Can you print out the records, word for word, from the start through the line containing "Give bounding boxes", leaving out the pictures?

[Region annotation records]

** BEGIN **

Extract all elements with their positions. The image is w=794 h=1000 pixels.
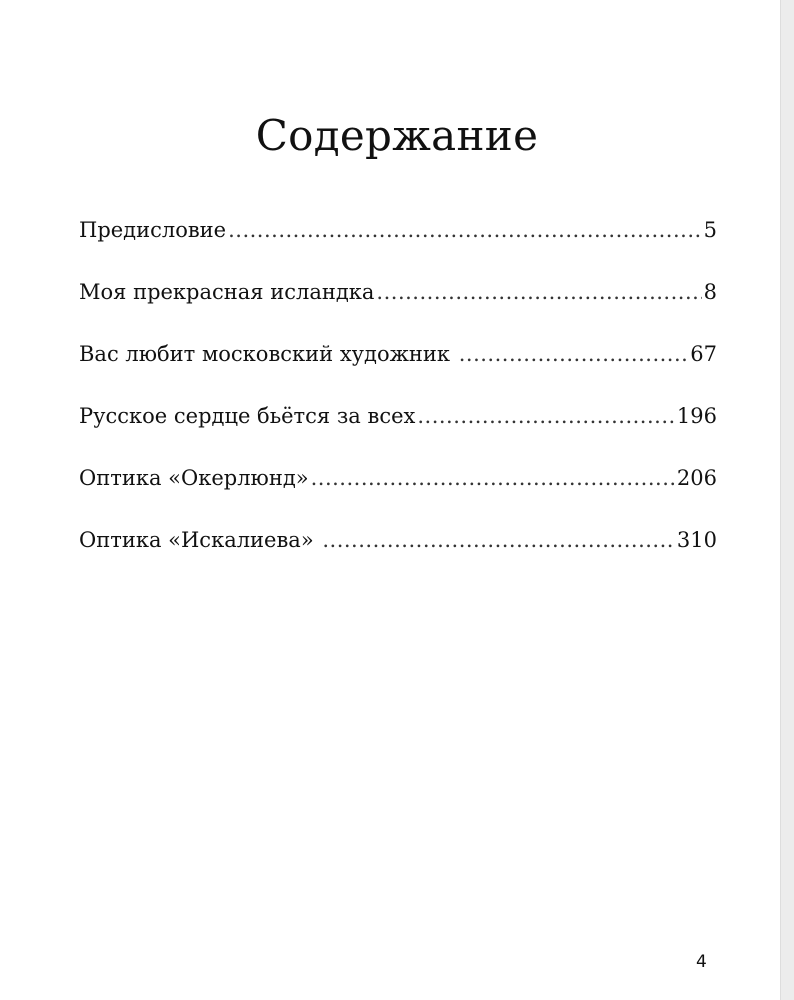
toc-leader-dots xyxy=(376,268,701,316)
toc-entry xyxy=(79,516,717,578)
table-of-contents xyxy=(79,206,717,578)
toc-entry xyxy=(79,454,717,516)
toc-entry xyxy=(79,268,717,330)
toc-entry-title: Вас любит московский художник xyxy=(79,342,457,366)
toc-entry-title: Русское сердце бьётся за всех xyxy=(79,404,416,428)
toc-entry-page: 206 xyxy=(676,466,717,490)
toc-leader-dots xyxy=(322,516,675,564)
toc-entry-page: 8 xyxy=(703,280,717,304)
toc-entry xyxy=(79,206,717,268)
toc-entry xyxy=(79,330,717,392)
toc-entry-title: Предисловие xyxy=(79,218,227,242)
toc-entry-page: 5 xyxy=(703,218,717,242)
page-number: 4 xyxy=(696,952,707,972)
toc-entry-page: 67 xyxy=(690,342,717,366)
toc-entry-title: Оптика «Окерлюнд» xyxy=(79,466,309,490)
toc-entry-page: 196 xyxy=(676,404,717,428)
toc-leader-dots xyxy=(459,330,689,378)
toc-leader-dots xyxy=(417,392,675,440)
toc-leader-dots xyxy=(311,454,675,502)
toc-entry xyxy=(79,392,717,454)
toc-entry-title: Оптика «Искалиева» xyxy=(79,528,321,552)
toc-entry-title: Моя прекрасная исландка xyxy=(79,280,375,304)
toc-leader-dots xyxy=(228,206,702,254)
page-title: Содержание xyxy=(255,111,539,161)
toc-entry-page: 310 xyxy=(676,528,717,552)
page-edge-divider xyxy=(780,0,794,1000)
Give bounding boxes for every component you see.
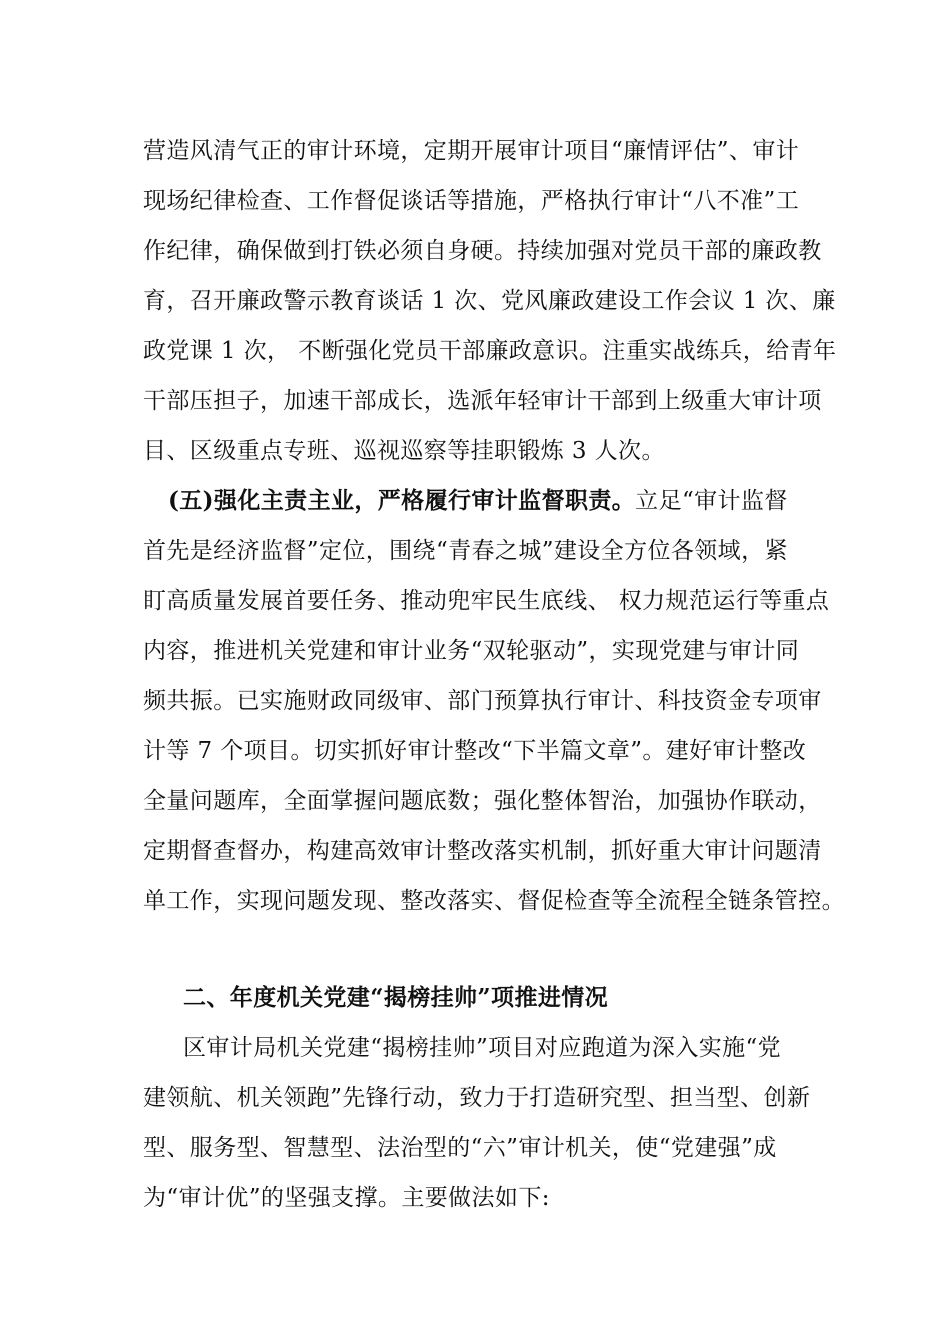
paragraph-line: 计等 7 个项目。切实抓好审计整改“下半篇文章”。建好审计整改 xyxy=(143,738,807,764)
paragraph-line: 育，召开廉政警示教育谈话 1 次、党风廉政建设工作会议 1 次、廉 xyxy=(143,288,836,314)
paragraph-line: 政党课 1 次， 不断强化党员干部廉政意识。注重实战练兵，给青年 xyxy=(143,338,837,364)
section-5-first-line xyxy=(168,476,823,526)
paragraph-line: 型、服务型、智慧型、法治型的“六”审计机关，使“党建强”成 xyxy=(143,1135,777,1161)
paragraph-line: 内容，推进机关党建和审计业务“双轮驱动”，实现党建与审计同 xyxy=(143,638,800,664)
paragraph-line: 作纪律，确保做到打铁必须自身硬。持续加强对党员干部的廉政教 xyxy=(143,238,822,264)
paragraph-line: 营造风清气正的审计环境，定期开展审计项目“廉情评估”、审计 xyxy=(143,138,800,164)
paragraph-line: 目、区级重点专班、巡视巡察等挂职锻炼 3 人次。 xyxy=(143,438,665,464)
paragraph-line: 定期督查督办，构建高效审计整改落实机制，抓好重大审计问题清 xyxy=(143,838,822,864)
paragraph-line: 为“审计优”的坚强支撑。主要做法如下: xyxy=(143,1185,550,1211)
paragraph-line: 全量问题库，全面掌握问题底数；强化整体智治，加强协作联动， xyxy=(143,788,822,814)
section-5-first-line-text: 立足“审计监督 xyxy=(635,488,788,514)
section-5-heading: (五)强化主责主业，严格履行审计监督职责。 xyxy=(168,487,636,514)
paragraph-line: 首先是经济监督”定位，围绕“青春之城”建设全方位各领域，紧 xyxy=(143,538,788,564)
paragraph-line: 干部压担子，加速干部成长，选派年轻审计干部到上级重大审计项 xyxy=(143,388,822,414)
paragraph-line: 建领航、机关领跑”先锋行动，致力于打造研究型、担当型、创新 xyxy=(143,1085,811,1111)
section-2-heading: 二、年度机关党建“揭榜挂帅”项推进情况 xyxy=(183,984,609,1011)
paragraph-line: 盯高质量发展首要任务、推动兜牢民生底线、 权力规范运行等重点 xyxy=(143,588,830,614)
paragraph-line: 区审计局机关党建“揭榜挂帅”项目对应跑道为深入实施“党 xyxy=(183,1035,782,1061)
paragraph-line: 单工作，实现问题发现、整改落实、督促检查等全流程全链条管控。 xyxy=(143,888,845,914)
paragraph-line: 频共振。已实施财政同级审、部门预算执行审计、科技资金专项审 xyxy=(143,688,822,714)
paragraph-line: 现场纪律检查、工作督促谈话等措施，严格执行审计“八不准”工 xyxy=(143,188,800,214)
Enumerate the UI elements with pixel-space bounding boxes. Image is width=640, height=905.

** END **

Solution for this problem |
Extract all elements with their positions. The image is w=794 h=1000 pixels.
toc-leader-dots xyxy=(376,268,701,316)
toc-entry xyxy=(79,516,717,578)
table-of-contents xyxy=(79,206,717,578)
toc-entry xyxy=(79,454,717,516)
toc-entry xyxy=(79,268,717,330)
toc-entry-title: Вас любит московский художник xyxy=(79,342,457,366)
toc-entry-title: Русское сердце бьётся за всех xyxy=(79,404,416,428)
toc-entry-page: 206 xyxy=(676,466,717,490)
toc-leader-dots xyxy=(322,516,675,564)
toc-entry-page: 8 xyxy=(703,280,717,304)
toc-entry xyxy=(79,206,717,268)
toc-entry xyxy=(79,330,717,392)
toc-entry-title: Предисловие xyxy=(79,218,227,242)
toc-entry-page: 5 xyxy=(703,218,717,242)
page-number: 4 xyxy=(696,952,707,972)
toc-entry-page: 67 xyxy=(690,342,717,366)
toc-entry-title: Оптика «Окерлюнд» xyxy=(79,466,309,490)
toc-entry-page: 196 xyxy=(676,404,717,428)
toc-leader-dots xyxy=(459,330,689,378)
toc-leader-dots xyxy=(417,392,675,440)
toc-leader-dots xyxy=(311,454,675,502)
toc-entry xyxy=(79,392,717,454)
toc-entry-title: Оптика «Искалиева» xyxy=(79,528,321,552)
toc-entry-title: Моя прекрасная исландка xyxy=(79,280,375,304)
toc-leader-dots xyxy=(228,206,702,254)
page-title: Содержание xyxy=(255,111,539,161)
toc-entry-page: 310 xyxy=(676,528,717,552)
page-edge-divider xyxy=(780,0,794,1000)
Give bounding boxes for every component you see.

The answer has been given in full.